··· Records to use ···
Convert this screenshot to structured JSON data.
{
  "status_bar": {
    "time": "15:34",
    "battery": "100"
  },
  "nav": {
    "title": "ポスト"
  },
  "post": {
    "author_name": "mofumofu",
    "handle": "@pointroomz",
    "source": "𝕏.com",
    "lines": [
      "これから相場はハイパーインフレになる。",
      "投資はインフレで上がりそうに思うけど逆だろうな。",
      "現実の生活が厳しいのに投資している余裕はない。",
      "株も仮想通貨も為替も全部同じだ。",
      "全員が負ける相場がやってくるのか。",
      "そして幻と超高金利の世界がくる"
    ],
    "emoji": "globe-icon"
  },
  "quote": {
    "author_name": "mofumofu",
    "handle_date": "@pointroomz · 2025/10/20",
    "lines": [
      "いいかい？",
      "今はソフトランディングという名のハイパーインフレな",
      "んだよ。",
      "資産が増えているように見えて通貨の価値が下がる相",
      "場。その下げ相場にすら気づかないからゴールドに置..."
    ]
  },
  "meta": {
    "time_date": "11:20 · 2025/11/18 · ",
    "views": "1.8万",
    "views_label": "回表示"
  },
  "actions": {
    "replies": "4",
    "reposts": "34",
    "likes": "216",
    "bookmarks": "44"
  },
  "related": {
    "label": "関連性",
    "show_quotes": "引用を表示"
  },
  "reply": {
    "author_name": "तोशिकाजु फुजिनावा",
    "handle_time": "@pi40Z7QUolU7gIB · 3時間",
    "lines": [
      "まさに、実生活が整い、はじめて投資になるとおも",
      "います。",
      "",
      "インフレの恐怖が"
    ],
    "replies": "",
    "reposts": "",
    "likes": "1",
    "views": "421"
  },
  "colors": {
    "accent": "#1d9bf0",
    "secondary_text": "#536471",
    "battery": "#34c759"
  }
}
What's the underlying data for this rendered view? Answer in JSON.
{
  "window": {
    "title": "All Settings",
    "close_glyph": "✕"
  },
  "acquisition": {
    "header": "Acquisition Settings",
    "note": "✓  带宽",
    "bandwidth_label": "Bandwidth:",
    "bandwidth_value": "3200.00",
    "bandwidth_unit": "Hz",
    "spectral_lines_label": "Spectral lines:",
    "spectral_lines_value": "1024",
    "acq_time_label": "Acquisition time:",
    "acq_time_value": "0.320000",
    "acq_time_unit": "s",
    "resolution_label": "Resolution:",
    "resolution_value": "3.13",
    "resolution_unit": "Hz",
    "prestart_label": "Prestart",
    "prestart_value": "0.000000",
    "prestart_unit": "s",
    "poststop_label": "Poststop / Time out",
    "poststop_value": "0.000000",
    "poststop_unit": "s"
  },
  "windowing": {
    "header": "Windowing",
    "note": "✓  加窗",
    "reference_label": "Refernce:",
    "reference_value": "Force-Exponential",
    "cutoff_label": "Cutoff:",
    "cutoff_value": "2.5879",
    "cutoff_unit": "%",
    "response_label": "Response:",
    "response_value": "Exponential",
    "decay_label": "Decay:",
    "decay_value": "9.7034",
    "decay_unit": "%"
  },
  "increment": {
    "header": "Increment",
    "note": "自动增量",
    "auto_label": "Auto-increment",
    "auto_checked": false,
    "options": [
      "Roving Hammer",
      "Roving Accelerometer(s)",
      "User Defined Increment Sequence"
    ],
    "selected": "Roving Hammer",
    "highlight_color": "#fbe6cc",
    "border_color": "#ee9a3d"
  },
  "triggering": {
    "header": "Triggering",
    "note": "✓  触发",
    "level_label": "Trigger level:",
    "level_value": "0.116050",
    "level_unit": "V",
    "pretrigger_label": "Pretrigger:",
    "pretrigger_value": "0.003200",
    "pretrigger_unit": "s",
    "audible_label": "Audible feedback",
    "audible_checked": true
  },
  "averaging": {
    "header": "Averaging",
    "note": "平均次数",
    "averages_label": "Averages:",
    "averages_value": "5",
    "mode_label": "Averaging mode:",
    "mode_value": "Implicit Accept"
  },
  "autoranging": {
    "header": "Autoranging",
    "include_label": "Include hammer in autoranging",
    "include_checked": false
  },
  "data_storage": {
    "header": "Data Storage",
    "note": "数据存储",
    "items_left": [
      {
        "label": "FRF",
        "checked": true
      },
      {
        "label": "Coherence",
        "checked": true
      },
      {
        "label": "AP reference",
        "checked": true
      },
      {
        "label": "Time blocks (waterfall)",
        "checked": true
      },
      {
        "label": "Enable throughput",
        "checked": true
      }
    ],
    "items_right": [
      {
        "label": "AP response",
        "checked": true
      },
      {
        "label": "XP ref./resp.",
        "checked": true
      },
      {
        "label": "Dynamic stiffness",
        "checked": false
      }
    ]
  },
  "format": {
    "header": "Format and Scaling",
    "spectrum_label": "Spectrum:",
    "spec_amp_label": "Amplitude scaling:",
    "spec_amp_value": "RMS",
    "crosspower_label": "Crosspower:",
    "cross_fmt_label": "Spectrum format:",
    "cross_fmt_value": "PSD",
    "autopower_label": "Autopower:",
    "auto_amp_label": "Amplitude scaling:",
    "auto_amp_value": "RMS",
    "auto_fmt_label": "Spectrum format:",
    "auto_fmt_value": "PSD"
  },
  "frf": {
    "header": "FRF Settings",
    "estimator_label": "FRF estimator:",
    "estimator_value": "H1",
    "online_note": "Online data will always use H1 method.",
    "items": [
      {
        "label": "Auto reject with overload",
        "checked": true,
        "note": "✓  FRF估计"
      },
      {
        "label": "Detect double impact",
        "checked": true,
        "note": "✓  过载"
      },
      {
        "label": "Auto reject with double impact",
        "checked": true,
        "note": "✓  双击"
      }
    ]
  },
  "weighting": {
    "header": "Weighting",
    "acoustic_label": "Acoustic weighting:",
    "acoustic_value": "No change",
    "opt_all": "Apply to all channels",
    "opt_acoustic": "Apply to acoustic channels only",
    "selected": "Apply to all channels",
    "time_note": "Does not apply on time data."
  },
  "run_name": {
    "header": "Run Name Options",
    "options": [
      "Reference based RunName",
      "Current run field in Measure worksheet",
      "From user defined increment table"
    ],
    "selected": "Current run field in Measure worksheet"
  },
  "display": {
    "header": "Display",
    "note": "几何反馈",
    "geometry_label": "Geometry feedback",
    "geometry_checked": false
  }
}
···
## Brief:
Repeat all entries. Match them exactly.

## Final result:
Convert this screenshot to structured JSON data.
{
  "status_bar": {
    "time": "15:34",
    "battery": "100"
  },
  "nav": {
    "title": "ポスト"
  },
  "post": {
    "author_name": "mofumofu",
    "handle": "@pointroomz",
    "source": "𝕏.com",
    "lines": [
      "これから相場はハイパーインフレになる。",
      "投資はインフレで上がりそうに思うけど逆だろうな。",
      "現実の生活が厳しいのに投資している余裕はない。",
      "株も仮想通貨も為替も全部同じだ。",
      "全員が負ける相場がやってくるのか。",
      "そして幻と超高金利の世界がくる"
    ],
    "emoji": "globe-icon"
  },
  "quote": {
    "author_name": "mofumofu",
    "handle_date": "@pointroomz · 2025/10/20",
    "lines": [
      "いいかい？",
      "今はソフトランディングという名のハイパーインフレな",
      "んだよ。",
      "資産が増えているように見えて通貨の価値が下がる相",
      "場。その下げ相場にすら気づかないからゴールドに置..."
    ]
  },
  "meta": {
    "time_date": "11:20 · 2025/11/18 · ",
    "views": "1.8万",
    "views_label": "回表示"
  },
  "actions": {
    "replies": "4",
    "reposts": "34",
    "likes": "216",
    "bookmarks": "44"
  },
  "related": {
    "label": "関連性",
    "show_quotes": "引用を表示"
  },
  "reply": {
    "author_name": "तोशिकाजु फुजिनावा",
    "handle_time": "@pi40Z7QUolU7gIB · 3時間",
    "lines": [
      "まさに、実生活が整い、はじめて投資になるとおも",
      "います。",
      "",
      "インフレの恐怖が"
    ],
    "replies": "",
    "reposts": "",
    "likes": "1",
    "views": "421"
  },
  "colors": {
    "accent": "#1d9bf0",
    "secondary_text": "#536471",
    "battery": "#34c759"
  }
}
What's the underlying data for this rendered view? Answer in JSON.
{
  "window": {
    "title": "All Settings",
    "close_glyph": "✕"
  },
  "acquisition": {
    "header": "Acquisition Settings",
    "note": "✓  带宽",
    "bandwidth_label": "Bandwidth:",
    "bandwidth_value": "3200.00",
    "bandwidth_unit": "Hz",
    "spectral_lines_label": "Spectral lines:",
    "spectral_lines_value": "1024",
    "acq_time_label": "Acquisition time:",
    "acq_time_value": "0.320000",
    "acq_time_unit": "s",
    "resolution_label": "Resolution:",
    "resolution_value": "3.13",
    "resolution_unit": "Hz",
    "prestart_label": "Prestart",
    "prestart_value": "0.000000",
    "prestart_unit": "s",
    "poststop_label": "Poststop / Time out",
    "poststop_value": "0.000000",
    "poststop_unit": "s"
  },
  "windowing": {
    "header": "Windowing",
    "note": "✓  加窗",
    "reference_label": "Refernce:",
    "reference_value": "Force-Exponential",
    "cutoff_label": "Cutoff:",
    "cutoff_value": "2.5879",
    "cutoff_unit": "%",
    "response_label": "Response:",
    "response_value": "Exponential",
    "decay_label": "Decay:",
    "decay_value": "9.7034",
    "decay_unit": "%"
  },
  "increment": {
    "header": "Increment",
    "note": "自动增量",
    "auto_label": "Auto-increment",
    "auto_checked": false,
    "options": [
      "Roving Hammer",
      "Roving Accelerometer(s)",
      "User Defined Increment Sequence"
    ],
    "selected": "Roving Hammer",
    "highlight_color": "#fbe6cc",
    "border_color": "#ee9a3d"
  },
  "triggering": {
    "header": "Triggering",
    "note": "✓  触发",
    "level_label": "Trigger level:",
    "level_value": "0.116050",
    "level_unit": "V",
    "pretrigger_label": "Pretrigger:",
    "pretrigger_value": "0.003200",
    "pretrigger_unit": "s",
    "audible_label": "Audible feedback",
    "audible_checked": true
  },
  "averaging": {
    "header": "Averaging",
    "note": "平均次数",
    "averages_label": "Averages:",
    "averages_value": "5",
    "mode_label": "Averaging mode:",
    "mode_value": "Implicit Accept"
  },
  "autoranging": {
    "header": "Autoranging",
    "include_label": "Include hammer in autoranging",
    "include_checked": false
  },
  "data_storage": {
    "header": "Data Storage",
    "note": "数据存储",
    "items_left": [
      {
        "label": "FRF",
        "checked": true
      },
      {
        "label": "Coherence",
        "checked": true
      },
      {
        "label": "AP reference",
        "checked": true
      },
      {
        "label": "Time blocks (waterfall)",
        "checked": true
      },
      {
        "label": "Enable throughput",
        "checked": true
      }
    ],
    "items_right": [
      {
        "label": "AP response",
        "checked": true
      },
      {
        "label": "XP ref./resp.",
        "checked": true
      },
      {
        "label": "Dynamic stiffness",
        "checked": false
      }
    ]
  },
  "format": {
    "header": "Format and Scaling",
    "spectrum_label": "Spectrum:",
    "spec_amp_label": "Amplitude scaling:",
    "spec_amp_value": "RMS",
    "crosspower_label": "Crosspower:",
    "cross_fmt_label": "Spectrum format:",
    "cross_fmt_value": "PSD",
    "autopower_label": "Autopower:",
    "auto_amp_label": "Amplitude scaling:",
    "auto_amp_value": "RMS",
    "auto_fmt_label": "Spectrum format:",
    "auto_fmt_value": "PSD"
  },
  "frf": {
    "header": "FRF Settings",
    "estimator_label": "FRF estimator:",
    "estimator_value": "H1",
    "online_note": "Online data will always use H1 method.",
    "items": [
      {
        "label": "Auto reject with overload",
        "checked": true,
        "note": "✓  FRF估计"
      },
      {
        "label": "Detect double impact",
        "checked": true,
        "note": "✓  过载"
      },
      {
        "label": "Auto reject with double impact",
        "checked": true,
        "note": "✓  双击"
      }
    ]
  },
  "weighting": {
    "header": "Weighting",
    "acoustic_label": "Acoustic weighting:",
    "acoustic_value": "No change",
    "opt_all": "Apply to all channels",
    "opt_acoustic": "Apply to acoustic channels only",
    "selected": "Apply to all channels",
    "time_note": "Does not apply on time data."
  },
  "run_name": {
    "header": "Run Name Options",
    "options": [
      "Reference based RunName",
      "Current run field in Measure worksheet",
      "From user defined increment table"
    ],
    "selected": "Current run field in Measure worksheet"
  },
  "display": {
    "header": "Display",
    "note": "几何反馈",
    "geometry_label": "Geometry feedback",
    "geometry_checked": false
  }
}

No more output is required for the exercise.